▶ TEXT EXCERPT
With all the bitching in recent weeks and column upon column of views regarding the ‘favouritism’ the All Blacks enjoy at the expense of the Springboks and Wallabies I was again reminded of that very important line I learned as a 19-year old.

South Africans of course have been the most vocal but that is to be expected when you sit on the bottom of the log without a single point, but there has also been murmurs from Australia and New Zealand that there might just be an issue at hand here which needs to be dealt with.

The issue, or problem of course, is the perceived belief that the All Blacks cheat.

Well let me not beat around the bush with the issue, the All Blacks do break the rules but from where I sit the fact that they do not get caught says a lot more about the Springboks and Wallabies than it does about the All Blacks.

The controversial area I am referring to is mainly the ruck so let’s deal with what they do there first.

In the last couple of years the focus of referees and the media, and even spectators have been around one player, or one position – the fetcher. The obsession with this player has reached astronomical proportions infamously making its most controversial appearance first with Jake White and his quote and belief on what fetchers does for him in his team every Sunday.

Since then enough column inches to go to the moon and back has been spent on the issue and the player, from George Smith, Richie McCaw, Heinrich Brussow, Pocock, Louw and many, many more and their role and their ‘importance’ in the game of rugby.

They are usually labelled as ‘cheats’ or the guys that push the letter of the law the furthest.

The effect of this was immediate. In recent years we had law changes, law variations and the flavour of the month now is law interpretations… All basically focused on the same thing and largely focused on one specific area, the ruck or tackled ball situation, the domain of the animal they call the ‘fetcher’.

Since it became fashionable to focus on these players it also became very easy to base all problems, or perceived strengths and weaknesses on these players. The recent rumblings being no different in my view.

▶ COMPLETE THE FOLLOWING
a) Copy the lines of the records verbatim, starting at the line that contains "wind-barb <box>123 361 144 396</box>" and ending at the line that contains "wind-barb <box>827 674 861 697</box>", with both of those lines included.
b) Write the next part of the rugby column about the All Blacks and the ruck, picking up right after its final sentence.

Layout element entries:
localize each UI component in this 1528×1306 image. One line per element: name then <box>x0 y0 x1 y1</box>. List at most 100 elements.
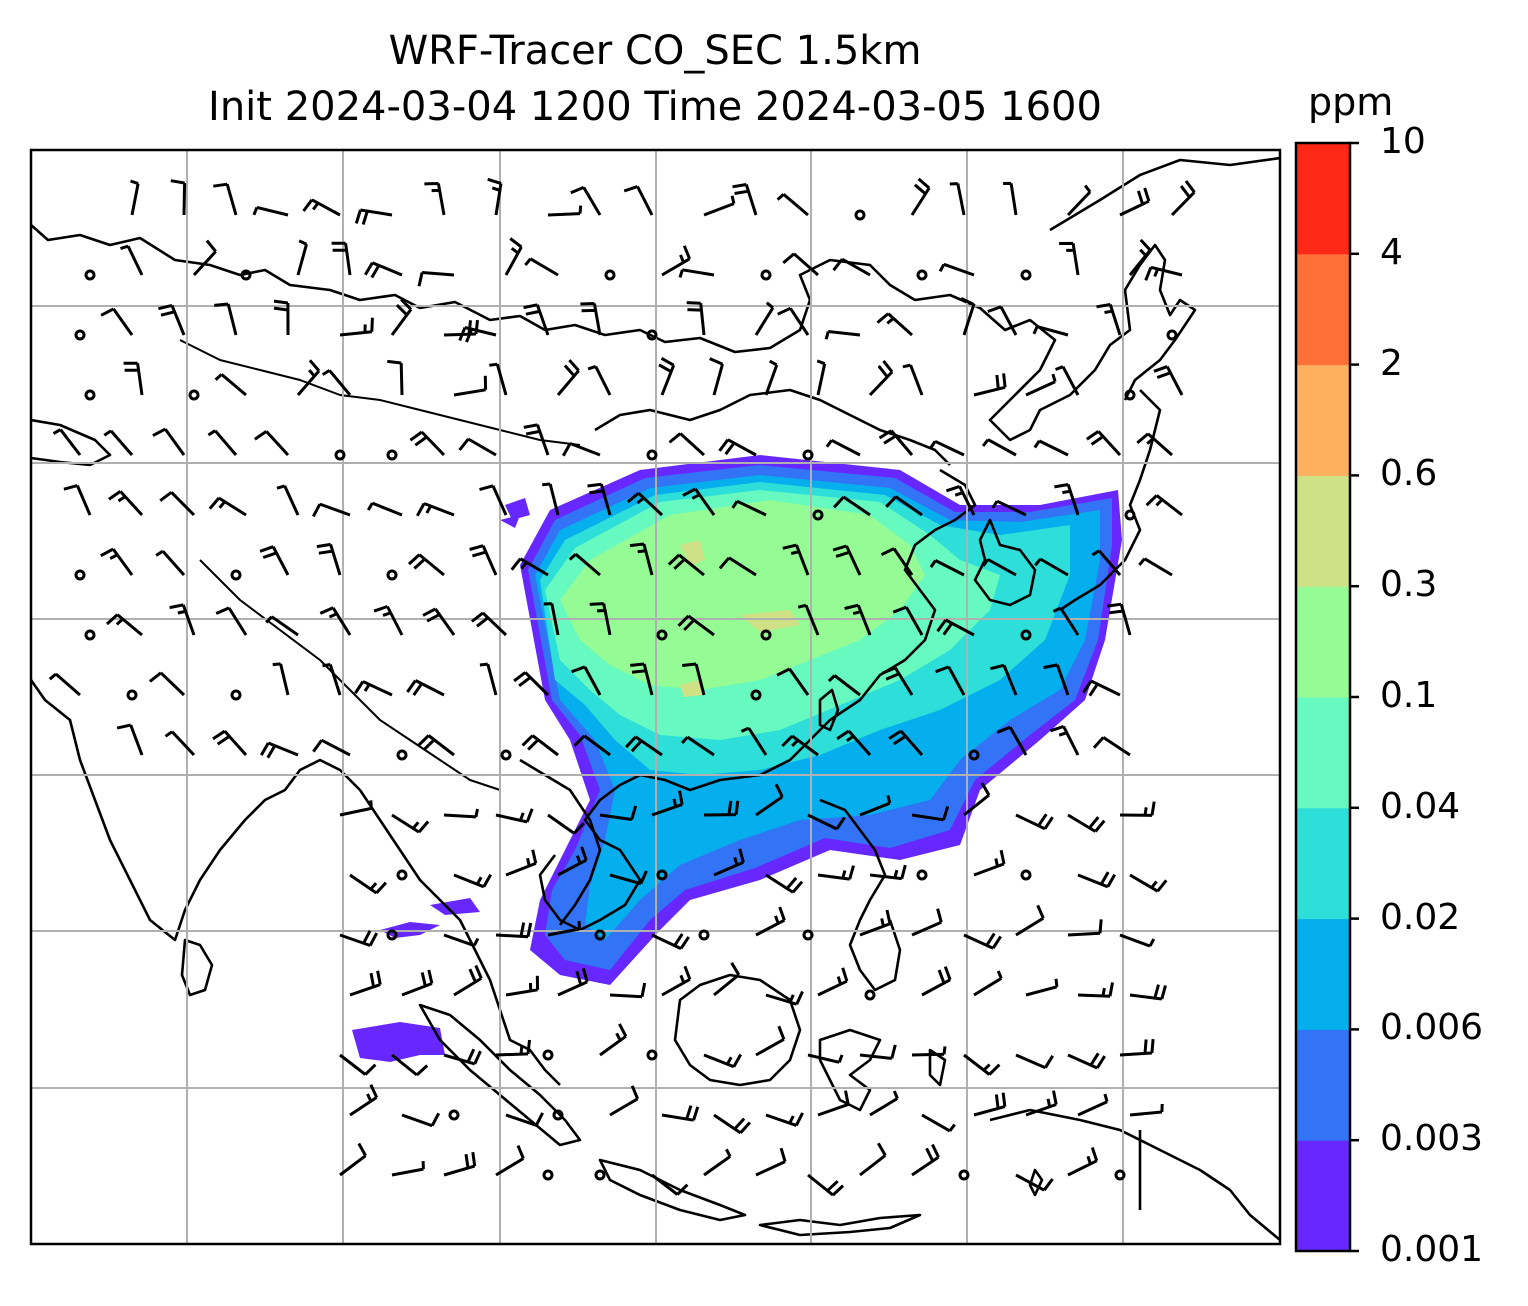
wind-barb <box>123 361 144 396</box>
wind-barb <box>921 1113 956 1133</box>
wind-barb <box>629 542 654 576</box>
wind-barb <box>401 1112 441 1128</box>
wind-barb <box>489 362 508 396</box>
wind-barb <box>677 614 715 637</box>
wind-barb <box>354 680 393 697</box>
wind-barb <box>630 662 654 696</box>
wind-barb <box>390 298 413 336</box>
wind-barb-calm <box>542 1049 554 1061</box>
wind-barb <box>973 849 1006 877</box>
wind-barb <box>561 442 601 457</box>
wind-barb <box>807 813 846 831</box>
wind-barb <box>755 906 786 937</box>
wind-barb <box>996 725 1028 756</box>
wind-barb <box>443 808 479 819</box>
coastline-sulawesi <box>818 1028 882 1112</box>
wind-barb <box>164 730 196 757</box>
wind-barb <box>703 1053 743 1069</box>
wind-barb <box>556 359 580 396</box>
coastline-southeast-asia <box>358 789 561 1086</box>
wind-barb <box>495 808 534 824</box>
wind-barb-calm <box>646 449 658 461</box>
wind-barb <box>703 195 736 217</box>
wind-barb <box>881 666 914 696</box>
wind-barb <box>557 967 589 997</box>
wind-barb <box>827 674 861 697</box>
wind-barb-calm <box>916 869 928 881</box>
wind-barb-calm <box>812 509 824 521</box>
wind-barb-calm <box>656 629 668 641</box>
wind-barb <box>1129 873 1168 893</box>
wind-barb <box>732 183 758 216</box>
wind-barb <box>510 557 549 577</box>
coastline-china-east <box>538 468 977 932</box>
wind-barb <box>155 549 186 576</box>
wind-barb <box>321 369 352 396</box>
wind-barb <box>797 603 820 636</box>
wind-barb <box>469 544 498 576</box>
wind-barb <box>929 439 965 457</box>
wind-barb <box>703 1148 732 1177</box>
wind-barb <box>443 1048 482 1066</box>
wind-barb <box>682 662 706 696</box>
wind-barb <box>782 252 819 277</box>
wind-barb <box>1067 813 1106 833</box>
wind-barb <box>1096 303 1122 336</box>
wind-barb <box>1067 919 1103 937</box>
coastline-central <box>594 388 951 466</box>
wind-barb <box>364 261 403 279</box>
wind-barb <box>543 602 560 636</box>
wind-barb <box>973 1092 1007 1117</box>
wind-barb <box>63 484 92 516</box>
wind-barb-calm <box>1166 329 1178 341</box>
wind-barb <box>1119 1038 1155 1057</box>
coastline-islands-south <box>758 1213 922 1237</box>
wind-barb <box>443 319 479 337</box>
colorbar-tick-label: 0.3 <box>1380 564 1438 606</box>
wind-barb-calm <box>760 629 772 641</box>
wind-barb <box>651 1173 689 1196</box>
wind-barb-calm <box>74 329 86 341</box>
wind-barb <box>963 932 1002 950</box>
wind-barb <box>1145 494 1183 517</box>
wind-barb <box>880 547 914 576</box>
wind-barb <box>1033 439 1069 457</box>
wind-barb <box>740 726 768 756</box>
wind-barb <box>1054 365 1080 396</box>
wind-barb <box>354 208 393 225</box>
wind-barb <box>1136 432 1173 457</box>
wind-barb <box>52 428 82 456</box>
coastline-sri-lanka <box>180 938 214 997</box>
map-panel <box>31 150 1280 1244</box>
wind-barb <box>391 1161 425 1177</box>
wind-barb <box>703 800 740 817</box>
wind-barb <box>296 359 321 396</box>
wind-barb-calm <box>864 989 876 1001</box>
wind-barb <box>453 375 488 397</box>
wind-barb <box>911 908 943 937</box>
wind-barb <box>981 438 1017 457</box>
wind-barb <box>911 1046 947 1057</box>
wind-barb <box>513 671 550 697</box>
wind-barb <box>911 1143 940 1177</box>
wind-barb-calm <box>552 1109 564 1121</box>
wind-barb <box>651 933 690 950</box>
wind-barb-calm <box>386 449 398 461</box>
coastline-new-guinea <box>989 1108 1280 1241</box>
wind-barb <box>159 491 196 517</box>
wind-barb <box>339 800 373 817</box>
wind-barb <box>573 734 611 757</box>
coastline-sumatra <box>418 1003 582 1147</box>
wind-barb <box>626 492 664 517</box>
wind-barb <box>973 373 1007 397</box>
wind-barb <box>120 244 144 276</box>
wind-barb <box>524 257 559 277</box>
wind-barb <box>1077 871 1117 889</box>
wind-barbs <box>48 177 1196 1197</box>
wind-barb <box>339 930 379 947</box>
wind-barb <box>781 734 819 757</box>
wind-barb <box>668 432 706 457</box>
wind-barb <box>458 326 497 343</box>
wind-barb-calm <box>802 449 814 461</box>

▶ REPLIES
a)
wind-barb <box>123 361 144 396</box>
wind-barb <box>921 1113 956 1133</box>
wind-barb <box>629 542 654 576</box>
wind-barb <box>401 1112 441 1128</box>
wind-barb <box>489 362 508 396</box>
wind-barb <box>677 614 715 637</box>
wind-barb <box>354 680 393 697</box>
wind-barb <box>630 662 654 696</box>
wind-barb <box>390 298 413 336</box>
wind-barb-calm <box>542 1049 554 1061</box>
wind-barb <box>973 849 1006 877</box>
wind-barb <box>561 442 601 457</box>
wind-barb <box>807 813 846 831</box>
wind-barb <box>755 906 786 937</box>
wind-barb <box>996 725 1028 756</box>
wind-barb <box>443 808 479 819</box>
coastline-sulawesi <box>818 1028 882 1112</box>
wind-barb <box>164 730 196 757</box>
wind-barb <box>703 1053 743 1069</box>
wind-barb <box>556 359 580 396</box>
coastline-southeast-asia <box>358 789 561 1086</box>
wind-barb <box>495 808 534 824</box>
wind-barb-calm <box>646 449 658 461</box>
wind-barb <box>703 195 736 217</box>
wind-barb <box>881 666 914 696</box>
wind-barb <box>557 967 589 997</box>
wind-barb <box>827 674 861 697</box>

b)
Now to come back to the All Blacks and cheating.

Breaking the laws is wrong, there is no question about it, but for my money, you can only be called a cheat if you get caught.

Personally after studying all the games in the Tri-Nations this year so far, I came to the conclusion that the All Blacks are not cheats, in fact, I think they are bloody clever!

Before I explain let me share a secret with you…

Any coach or management team worth their salt spend hours and hours studying the laws, the current trend with the application in the laws, their own team, the opposition and also (believe it or not) the referee.

Now if you believe this is done only to identify strengths and weaknesses in opposing teams and players you are living in cuckoo land… Any possible advantage that can be found in the laws, law interpretations and trends in application are also identified.

Let me give you an example. The All Blacks knew Craig Joubert, one of the top referees in the Super 14, awards 80% of penalties at the ruck against the defending teams. They therefore knew that Craig’s focus is 80% on the defending team and more importantly, the defending fetcher or players who play directly to the ball to steal it, or slow it down.

In other words current trends in law application is placed directly on the ball and players directly on the ball at rucks or tackled situations. Just think to how referees want to see this ‘daylight’ from tacklers, have to make call on tacklers and arriving players etc., etc.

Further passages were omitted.